▶ **TASK PROMPT**: Below is a set of records. Repeat all of them exactly.

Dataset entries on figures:
------------------------------

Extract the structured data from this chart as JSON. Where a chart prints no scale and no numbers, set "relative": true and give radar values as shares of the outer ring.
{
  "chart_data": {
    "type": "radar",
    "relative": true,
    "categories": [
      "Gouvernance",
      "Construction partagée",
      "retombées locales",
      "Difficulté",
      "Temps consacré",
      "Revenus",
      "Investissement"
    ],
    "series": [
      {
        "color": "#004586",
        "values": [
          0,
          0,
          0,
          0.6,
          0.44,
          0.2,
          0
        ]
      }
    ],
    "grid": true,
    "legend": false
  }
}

------------------------------

▶ **PROBLEM SOLUTION**:
Extract the structured data from this chart as JSON. Where a chart prints no scale and no numbers, set "relative": true and give radar values as shares of the outer ring.
{
  "chart_data": {
    "type": "radar",
    "relative": true,
    "categories": [
      "Gouvernance",
      "Construction partagée",
      "retombées locales",
      "Difficulté",
      "Temps consacré",
      "Revenus",
      "Investissement"
    ],
    "series": [
      {
        "color": "#004586",
        "values": [
          0,
          0,
          0,
          0.6,
          0.44,
          0.2,
          0
        ]
      }
    ],
    "grid": true,
    "legend": false
  }
}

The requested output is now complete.